PROBLEM DESCRIPTION -
Among these lines, how many include "subtitle"? Answer only with the number.

RECORDS TO PROCESS -
········

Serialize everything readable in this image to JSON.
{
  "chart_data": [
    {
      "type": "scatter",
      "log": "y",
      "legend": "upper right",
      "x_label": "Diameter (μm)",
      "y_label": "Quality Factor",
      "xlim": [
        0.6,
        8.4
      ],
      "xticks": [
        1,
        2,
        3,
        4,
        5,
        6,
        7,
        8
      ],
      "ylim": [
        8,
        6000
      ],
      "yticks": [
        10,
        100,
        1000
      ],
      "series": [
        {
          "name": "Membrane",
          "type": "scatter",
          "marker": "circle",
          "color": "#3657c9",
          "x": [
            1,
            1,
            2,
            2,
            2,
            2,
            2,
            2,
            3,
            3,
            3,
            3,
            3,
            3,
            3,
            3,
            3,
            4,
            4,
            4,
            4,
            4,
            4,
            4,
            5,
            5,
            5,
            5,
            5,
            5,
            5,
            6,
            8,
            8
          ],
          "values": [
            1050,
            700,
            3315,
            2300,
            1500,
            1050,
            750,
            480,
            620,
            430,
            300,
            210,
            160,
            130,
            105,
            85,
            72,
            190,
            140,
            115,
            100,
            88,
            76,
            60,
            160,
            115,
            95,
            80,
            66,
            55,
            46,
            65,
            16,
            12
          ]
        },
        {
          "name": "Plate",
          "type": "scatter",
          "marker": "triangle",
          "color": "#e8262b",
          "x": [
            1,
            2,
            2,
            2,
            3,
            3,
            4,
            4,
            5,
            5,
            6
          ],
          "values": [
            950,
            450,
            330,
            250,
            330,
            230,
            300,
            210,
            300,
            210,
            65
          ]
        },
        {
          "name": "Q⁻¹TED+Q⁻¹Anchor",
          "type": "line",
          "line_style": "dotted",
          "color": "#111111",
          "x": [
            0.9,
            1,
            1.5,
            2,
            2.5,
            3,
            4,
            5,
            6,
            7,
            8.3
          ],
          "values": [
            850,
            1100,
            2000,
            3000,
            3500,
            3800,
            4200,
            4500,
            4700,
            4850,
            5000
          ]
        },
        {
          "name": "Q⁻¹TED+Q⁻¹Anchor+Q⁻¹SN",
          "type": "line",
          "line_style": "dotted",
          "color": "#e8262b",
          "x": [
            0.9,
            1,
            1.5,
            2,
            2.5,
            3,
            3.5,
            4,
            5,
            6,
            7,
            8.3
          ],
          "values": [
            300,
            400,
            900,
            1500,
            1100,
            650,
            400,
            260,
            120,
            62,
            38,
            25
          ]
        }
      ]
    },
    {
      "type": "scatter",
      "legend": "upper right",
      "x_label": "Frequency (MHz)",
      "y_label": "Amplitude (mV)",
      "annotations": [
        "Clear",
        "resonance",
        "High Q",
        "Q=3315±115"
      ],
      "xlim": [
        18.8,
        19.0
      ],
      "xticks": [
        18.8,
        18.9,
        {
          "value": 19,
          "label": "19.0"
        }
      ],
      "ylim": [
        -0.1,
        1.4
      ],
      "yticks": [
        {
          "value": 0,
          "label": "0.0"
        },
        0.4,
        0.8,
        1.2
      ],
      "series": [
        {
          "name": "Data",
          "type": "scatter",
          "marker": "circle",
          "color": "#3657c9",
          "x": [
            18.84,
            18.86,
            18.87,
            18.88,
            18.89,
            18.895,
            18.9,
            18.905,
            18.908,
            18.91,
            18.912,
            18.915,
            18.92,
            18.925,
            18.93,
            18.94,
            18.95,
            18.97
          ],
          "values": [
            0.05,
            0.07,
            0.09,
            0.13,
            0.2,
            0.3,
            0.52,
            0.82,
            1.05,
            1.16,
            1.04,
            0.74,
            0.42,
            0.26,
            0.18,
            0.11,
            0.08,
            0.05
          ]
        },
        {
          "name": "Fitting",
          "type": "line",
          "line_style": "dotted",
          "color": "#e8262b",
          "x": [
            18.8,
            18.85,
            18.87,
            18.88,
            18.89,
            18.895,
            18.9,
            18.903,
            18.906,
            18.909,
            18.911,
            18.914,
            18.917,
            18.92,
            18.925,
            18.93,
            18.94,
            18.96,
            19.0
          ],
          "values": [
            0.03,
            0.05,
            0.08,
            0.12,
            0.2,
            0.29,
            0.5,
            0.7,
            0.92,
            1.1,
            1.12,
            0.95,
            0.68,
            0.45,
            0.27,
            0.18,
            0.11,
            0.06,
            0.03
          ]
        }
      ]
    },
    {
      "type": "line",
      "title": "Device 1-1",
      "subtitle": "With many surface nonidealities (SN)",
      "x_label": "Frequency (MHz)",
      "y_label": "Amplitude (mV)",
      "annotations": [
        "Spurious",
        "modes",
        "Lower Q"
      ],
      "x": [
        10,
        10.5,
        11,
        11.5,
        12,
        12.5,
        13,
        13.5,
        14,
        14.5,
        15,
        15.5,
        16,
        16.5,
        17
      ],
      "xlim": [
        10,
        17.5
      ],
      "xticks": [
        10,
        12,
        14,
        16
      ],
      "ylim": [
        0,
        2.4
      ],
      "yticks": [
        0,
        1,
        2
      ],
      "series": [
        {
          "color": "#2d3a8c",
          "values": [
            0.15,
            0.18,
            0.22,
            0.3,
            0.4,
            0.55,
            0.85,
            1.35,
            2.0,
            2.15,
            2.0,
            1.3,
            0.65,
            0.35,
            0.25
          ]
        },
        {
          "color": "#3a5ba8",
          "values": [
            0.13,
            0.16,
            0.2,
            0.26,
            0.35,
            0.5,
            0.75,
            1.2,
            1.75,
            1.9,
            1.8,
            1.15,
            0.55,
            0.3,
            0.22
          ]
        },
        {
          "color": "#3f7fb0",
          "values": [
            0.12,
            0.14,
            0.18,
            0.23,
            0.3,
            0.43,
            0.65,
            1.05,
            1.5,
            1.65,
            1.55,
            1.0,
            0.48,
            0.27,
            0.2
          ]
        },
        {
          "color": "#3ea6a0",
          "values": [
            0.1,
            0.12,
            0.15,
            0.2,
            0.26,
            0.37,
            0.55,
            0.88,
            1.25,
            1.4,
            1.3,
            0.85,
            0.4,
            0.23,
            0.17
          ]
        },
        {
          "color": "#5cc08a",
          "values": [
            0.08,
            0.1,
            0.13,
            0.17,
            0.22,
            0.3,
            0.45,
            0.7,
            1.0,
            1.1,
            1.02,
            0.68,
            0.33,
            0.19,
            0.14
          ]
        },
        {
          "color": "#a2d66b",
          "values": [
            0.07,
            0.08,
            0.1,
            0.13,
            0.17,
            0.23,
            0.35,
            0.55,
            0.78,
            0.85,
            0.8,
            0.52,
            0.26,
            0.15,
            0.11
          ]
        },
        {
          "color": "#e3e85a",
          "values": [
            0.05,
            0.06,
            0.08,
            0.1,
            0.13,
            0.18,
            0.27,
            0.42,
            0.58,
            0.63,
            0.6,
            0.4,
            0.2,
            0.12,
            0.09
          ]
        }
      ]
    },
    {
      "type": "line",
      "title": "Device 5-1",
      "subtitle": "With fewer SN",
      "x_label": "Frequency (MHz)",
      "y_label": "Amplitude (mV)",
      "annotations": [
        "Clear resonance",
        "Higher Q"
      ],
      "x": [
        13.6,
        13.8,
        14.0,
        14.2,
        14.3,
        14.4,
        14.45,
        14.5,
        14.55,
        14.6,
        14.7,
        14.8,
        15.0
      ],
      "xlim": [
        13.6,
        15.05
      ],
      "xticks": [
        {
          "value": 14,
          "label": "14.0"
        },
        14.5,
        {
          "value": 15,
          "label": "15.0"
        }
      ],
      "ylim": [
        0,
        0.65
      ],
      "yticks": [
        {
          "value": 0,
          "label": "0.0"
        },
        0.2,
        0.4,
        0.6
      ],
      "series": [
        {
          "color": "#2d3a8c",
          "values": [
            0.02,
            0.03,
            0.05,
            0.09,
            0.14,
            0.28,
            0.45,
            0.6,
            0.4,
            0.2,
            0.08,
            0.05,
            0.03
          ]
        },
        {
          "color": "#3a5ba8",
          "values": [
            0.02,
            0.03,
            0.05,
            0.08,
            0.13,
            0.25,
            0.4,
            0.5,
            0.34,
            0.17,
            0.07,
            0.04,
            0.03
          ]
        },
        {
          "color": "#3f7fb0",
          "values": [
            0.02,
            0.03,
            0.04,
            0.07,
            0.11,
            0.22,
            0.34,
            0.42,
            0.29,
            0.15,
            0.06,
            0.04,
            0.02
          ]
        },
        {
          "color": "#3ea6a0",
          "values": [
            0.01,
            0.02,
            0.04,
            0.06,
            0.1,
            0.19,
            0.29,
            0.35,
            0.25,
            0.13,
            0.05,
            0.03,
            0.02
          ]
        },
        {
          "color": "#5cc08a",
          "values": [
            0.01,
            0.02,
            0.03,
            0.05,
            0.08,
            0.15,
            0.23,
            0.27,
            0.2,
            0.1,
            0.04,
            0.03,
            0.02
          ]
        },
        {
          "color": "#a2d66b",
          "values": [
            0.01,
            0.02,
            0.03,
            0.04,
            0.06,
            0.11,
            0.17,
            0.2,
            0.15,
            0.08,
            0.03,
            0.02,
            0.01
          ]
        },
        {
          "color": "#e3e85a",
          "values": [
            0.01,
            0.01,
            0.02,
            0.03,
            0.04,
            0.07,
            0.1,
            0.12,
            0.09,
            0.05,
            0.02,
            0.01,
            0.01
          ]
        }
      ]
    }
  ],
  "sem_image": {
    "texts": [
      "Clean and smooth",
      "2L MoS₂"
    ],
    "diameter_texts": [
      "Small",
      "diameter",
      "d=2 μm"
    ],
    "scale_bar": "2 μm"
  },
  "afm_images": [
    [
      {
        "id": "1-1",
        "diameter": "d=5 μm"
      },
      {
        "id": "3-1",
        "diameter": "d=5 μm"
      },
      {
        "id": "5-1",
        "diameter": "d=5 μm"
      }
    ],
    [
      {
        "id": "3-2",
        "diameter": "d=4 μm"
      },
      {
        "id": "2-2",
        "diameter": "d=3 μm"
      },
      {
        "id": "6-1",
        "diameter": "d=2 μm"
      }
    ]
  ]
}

········

RESPONSE TO THE TASK -
2